Data extracted from a collection

>> Begin

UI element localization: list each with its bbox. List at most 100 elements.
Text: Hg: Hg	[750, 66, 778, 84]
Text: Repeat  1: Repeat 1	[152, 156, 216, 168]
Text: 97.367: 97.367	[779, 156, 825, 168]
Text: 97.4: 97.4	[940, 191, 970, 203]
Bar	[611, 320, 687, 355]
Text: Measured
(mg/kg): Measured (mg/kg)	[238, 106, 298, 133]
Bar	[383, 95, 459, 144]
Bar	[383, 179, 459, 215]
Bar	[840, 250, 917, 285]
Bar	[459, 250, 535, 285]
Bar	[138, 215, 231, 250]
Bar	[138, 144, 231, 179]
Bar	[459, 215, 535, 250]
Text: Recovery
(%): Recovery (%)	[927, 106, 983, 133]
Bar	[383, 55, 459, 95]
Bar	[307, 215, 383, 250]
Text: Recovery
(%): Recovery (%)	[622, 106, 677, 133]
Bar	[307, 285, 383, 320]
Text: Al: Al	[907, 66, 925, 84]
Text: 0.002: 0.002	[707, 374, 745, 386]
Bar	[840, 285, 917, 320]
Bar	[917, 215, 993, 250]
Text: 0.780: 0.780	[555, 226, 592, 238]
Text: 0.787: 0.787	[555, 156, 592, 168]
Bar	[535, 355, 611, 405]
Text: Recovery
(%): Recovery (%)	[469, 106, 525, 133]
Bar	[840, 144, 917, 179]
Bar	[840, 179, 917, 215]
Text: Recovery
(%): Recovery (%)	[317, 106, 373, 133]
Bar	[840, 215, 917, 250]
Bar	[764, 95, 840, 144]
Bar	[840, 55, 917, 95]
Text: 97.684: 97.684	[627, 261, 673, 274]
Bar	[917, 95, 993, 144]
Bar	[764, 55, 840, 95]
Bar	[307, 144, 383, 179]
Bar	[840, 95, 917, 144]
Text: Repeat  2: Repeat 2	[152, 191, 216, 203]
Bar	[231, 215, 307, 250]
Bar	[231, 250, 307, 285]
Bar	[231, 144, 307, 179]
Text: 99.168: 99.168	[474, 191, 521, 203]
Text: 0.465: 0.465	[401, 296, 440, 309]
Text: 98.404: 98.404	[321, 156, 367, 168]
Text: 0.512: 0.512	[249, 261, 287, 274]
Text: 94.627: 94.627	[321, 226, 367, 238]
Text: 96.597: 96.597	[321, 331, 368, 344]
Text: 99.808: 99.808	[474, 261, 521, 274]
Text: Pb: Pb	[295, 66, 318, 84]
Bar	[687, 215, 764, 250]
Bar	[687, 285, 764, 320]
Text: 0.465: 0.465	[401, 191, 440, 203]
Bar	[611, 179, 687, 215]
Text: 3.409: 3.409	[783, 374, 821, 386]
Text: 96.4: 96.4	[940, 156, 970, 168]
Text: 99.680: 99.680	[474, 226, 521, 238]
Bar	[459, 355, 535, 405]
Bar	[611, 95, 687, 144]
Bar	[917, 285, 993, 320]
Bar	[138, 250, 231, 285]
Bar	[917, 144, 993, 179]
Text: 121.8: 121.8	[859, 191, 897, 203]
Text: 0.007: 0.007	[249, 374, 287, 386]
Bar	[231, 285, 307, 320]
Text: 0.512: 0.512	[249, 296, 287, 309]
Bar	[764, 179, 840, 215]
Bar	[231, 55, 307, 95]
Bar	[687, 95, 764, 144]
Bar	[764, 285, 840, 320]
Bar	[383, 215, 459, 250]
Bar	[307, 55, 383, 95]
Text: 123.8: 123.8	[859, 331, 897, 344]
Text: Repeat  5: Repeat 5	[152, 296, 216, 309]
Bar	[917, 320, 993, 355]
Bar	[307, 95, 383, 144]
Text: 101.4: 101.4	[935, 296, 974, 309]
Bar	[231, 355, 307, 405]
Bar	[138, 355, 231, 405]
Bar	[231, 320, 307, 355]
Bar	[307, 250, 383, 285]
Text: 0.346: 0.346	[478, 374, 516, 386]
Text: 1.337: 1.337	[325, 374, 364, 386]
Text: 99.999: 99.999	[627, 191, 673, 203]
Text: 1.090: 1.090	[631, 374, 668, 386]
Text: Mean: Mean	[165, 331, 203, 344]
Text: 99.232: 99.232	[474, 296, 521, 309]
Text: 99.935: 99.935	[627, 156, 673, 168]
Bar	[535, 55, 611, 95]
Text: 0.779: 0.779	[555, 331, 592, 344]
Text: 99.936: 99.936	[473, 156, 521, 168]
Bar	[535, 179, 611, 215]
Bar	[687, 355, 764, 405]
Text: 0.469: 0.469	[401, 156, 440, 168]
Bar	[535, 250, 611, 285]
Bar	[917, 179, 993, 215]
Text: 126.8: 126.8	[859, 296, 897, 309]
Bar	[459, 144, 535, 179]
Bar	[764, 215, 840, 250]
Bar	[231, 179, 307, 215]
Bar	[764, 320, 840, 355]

>> End

■ Task to carry out ■
Reproduce every line of the entries above verbatim.

■ Response ■
UI element localization: list each with its bbox. List at most 100 elements.
Text: Hg: Hg	[750, 66, 778, 84]
Text: Repeat  1: Repeat 1	[152, 156, 216, 168]
Text: 97.367: 97.367	[779, 156, 825, 168]
Text: 97.4: 97.4	[940, 191, 970, 203]
Bar	[611, 320, 687, 355]
Text: Measured
(mg/kg): Measured (mg/kg)	[238, 106, 298, 133]
Bar	[383, 95, 459, 144]
Bar	[383, 179, 459, 215]
Bar	[840, 250, 917, 285]
Bar	[459, 250, 535, 285]
Bar	[138, 215, 231, 250]
Bar	[138, 144, 231, 179]
Bar	[459, 215, 535, 250]
Text: Recovery
(%): Recovery (%)	[927, 106, 983, 133]
Bar	[383, 55, 459, 95]
Bar	[307, 215, 383, 250]
Text: Recovery
(%): Recovery (%)	[622, 106, 677, 133]
Bar	[307, 285, 383, 320]
Text: Al: Al	[907, 66, 925, 84]
Text: 0.002: 0.002	[707, 374, 745, 386]
Bar	[840, 285, 917, 320]
Bar	[917, 215, 993, 250]
Text: 0.780: 0.780	[555, 226, 592, 238]
Text: 0.787: 0.787	[555, 156, 592, 168]
Bar	[535, 355, 611, 405]
Text: Recovery
(%): Recovery (%)	[469, 106, 525, 133]
Bar	[840, 144, 917, 179]
Bar	[840, 179, 917, 215]
Text: Recovery
(%): Recovery (%)	[317, 106, 373, 133]
Bar	[840, 215, 917, 250]
Bar	[764, 95, 840, 144]
Bar	[840, 55, 917, 95]
Text: 97.684: 97.684	[627, 261, 673, 274]
Bar	[917, 95, 993, 144]
Bar	[764, 55, 840, 95]
Bar	[307, 144, 383, 179]
Bar	[840, 95, 917, 144]
Text: Repeat  2: Repeat 2	[152, 191, 216, 203]
Bar	[231, 215, 307, 250]
Bar	[231, 250, 307, 285]
Bar	[231, 144, 307, 179]
Text: 99.168: 99.168	[474, 191, 521, 203]
Text: 0.465: 0.465	[401, 296, 440, 309]
Text: 98.404: 98.404	[321, 156, 367, 168]
Text: 0.512: 0.512	[249, 261, 287, 274]
Text: 94.627: 94.627	[321, 226, 367, 238]
Text: 96.597: 96.597	[321, 331, 368, 344]
Text: 99.808: 99.808	[474, 261, 521, 274]
Text: Pb: Pb	[295, 66, 318, 84]
Bar	[687, 215, 764, 250]
Bar	[687, 285, 764, 320]
Text: 0.465: 0.465	[401, 191, 440, 203]
Bar	[611, 179, 687, 215]
Text: 3.409: 3.409	[783, 374, 821, 386]
Text: 96.4: 96.4	[940, 156, 970, 168]
Text: 99.680: 99.680	[474, 226, 521, 238]
Bar	[459, 355, 535, 405]
Bar	[611, 95, 687, 144]
Bar	[917, 285, 993, 320]
Bar	[138, 250, 231, 285]
Bar	[917, 144, 993, 179]
Text: 121.8: 121.8	[859, 191, 897, 203]
Text: 0.007: 0.007	[249, 374, 287, 386]
Bar	[231, 285, 307, 320]
Text: 0.512: 0.512	[249, 296, 287, 309]
Bar	[764, 179, 840, 215]
Bar	[231, 55, 307, 95]
Bar	[687, 95, 764, 144]
Bar	[764, 285, 840, 320]
Bar	[383, 215, 459, 250]
Bar	[307, 55, 383, 95]
Text: 123.8: 123.8	[859, 331, 897, 344]
Text: Repeat  5: Repeat 5	[152, 296, 216, 309]
Bar	[917, 320, 993, 355]
Bar	[307, 95, 383, 144]
Text: 101.4: 101.4	[935, 296, 974, 309]
Bar	[231, 355, 307, 405]
Bar	[138, 355, 231, 405]
Bar	[231, 320, 307, 355]
Bar	[307, 250, 383, 285]
Text: 0.346: 0.346	[478, 374, 516, 386]
Text: 1.337: 1.337	[325, 374, 364, 386]
Text: 99.999: 99.999	[627, 191, 673, 203]
Text: 1.090: 1.090	[631, 374, 668, 386]
Text: Mean: Mean	[165, 331, 203, 344]
Text: 99.232: 99.232	[474, 296, 521, 309]
Text: 99.935: 99.935	[627, 156, 673, 168]
Bar	[535, 55, 611, 95]
Text: 0.779: 0.779	[555, 331, 592, 344]
Text: 99.936: 99.936	[473, 156, 521, 168]
Bar	[535, 179, 611, 215]
Bar	[687, 355, 764, 405]
Text: 0.469: 0.469	[401, 156, 440, 168]
Bar	[535, 250, 611, 285]
Bar	[917, 179, 993, 215]
Text: 126.8: 126.8	[859, 296, 897, 309]
Bar	[459, 144, 535, 179]
Bar	[764, 215, 840, 250]
Bar	[231, 179, 307, 215]
Bar	[764, 320, 840, 355]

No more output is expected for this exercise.